____ Entries provided
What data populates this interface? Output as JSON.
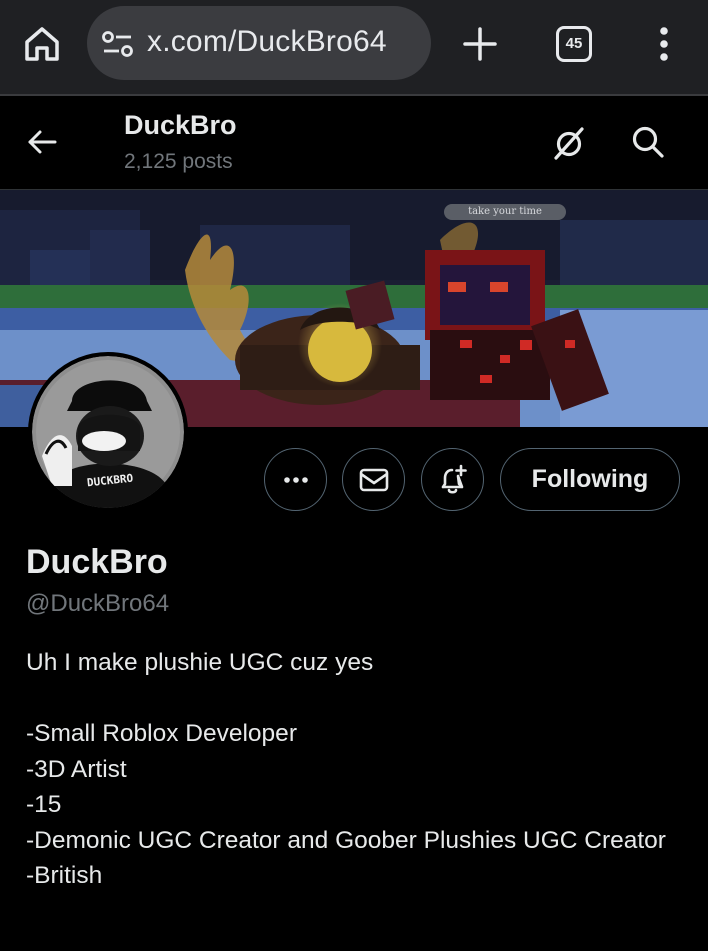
{
  "browser": {
    "url": "x.com/DuckBro64",
    "tab_count": "45"
  },
  "header": {
    "name": "DuckBro",
    "posts": "2,125 posts"
  },
  "banner": {
    "caption": "take your time"
  },
  "avatar": {
    "shirt_text": "DUCKBRO"
  },
  "actions": {
    "following_label": "Following"
  },
  "profile": {
    "display_name": "DuckBro",
    "handle": "@DuckBro64",
    "bio": [
      "Uh I make plushie UGC cuz yes",
      "",
      "-Small Roblox Developer",
      "-3D Artist",
      "-15",
      "-Demonic UGC Creator and Goober Plushies UGC Creator",
      "-British"
    ]
  },
  "colors": {
    "background": "#000000",
    "chrome": "#1f2023",
    "text_primary": "#e7e9ea",
    "text_secondary": "#71767b",
    "border": "#536471"
  }
}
________
=== Aim of the exercise ===
Reproduce the full listing above verbatim, with no pictures included.

=== Answer in full ===
What data populates this interface? Output as JSON.
{
  "browser": {
    "url": "x.com/DuckBro64",
    "tab_count": "45"
  },
  "header": {
    "name": "DuckBro",
    "posts": "2,125 posts"
  },
  "banner": {
    "caption": "take your time"
  },
  "avatar": {
    "shirt_text": "DUCKBRO"
  },
  "actions": {
    "following_label": "Following"
  },
  "profile": {
    "display_name": "DuckBro",
    "handle": "@DuckBro64",
    "bio": [
      "Uh I make plushie UGC cuz yes",
      "",
      "-Small Roblox Developer",
      "-3D Artist",
      "-15",
      "-Demonic UGC Creator and Goober Plushies UGC Creator",
      "-British"
    ]
  },
  "colors": {
    "background": "#000000",
    "chrome": "#1f2023",
    "text_primary": "#e7e9ea",
    "text_secondary": "#71767b",
    "border": "#536471"
  }
}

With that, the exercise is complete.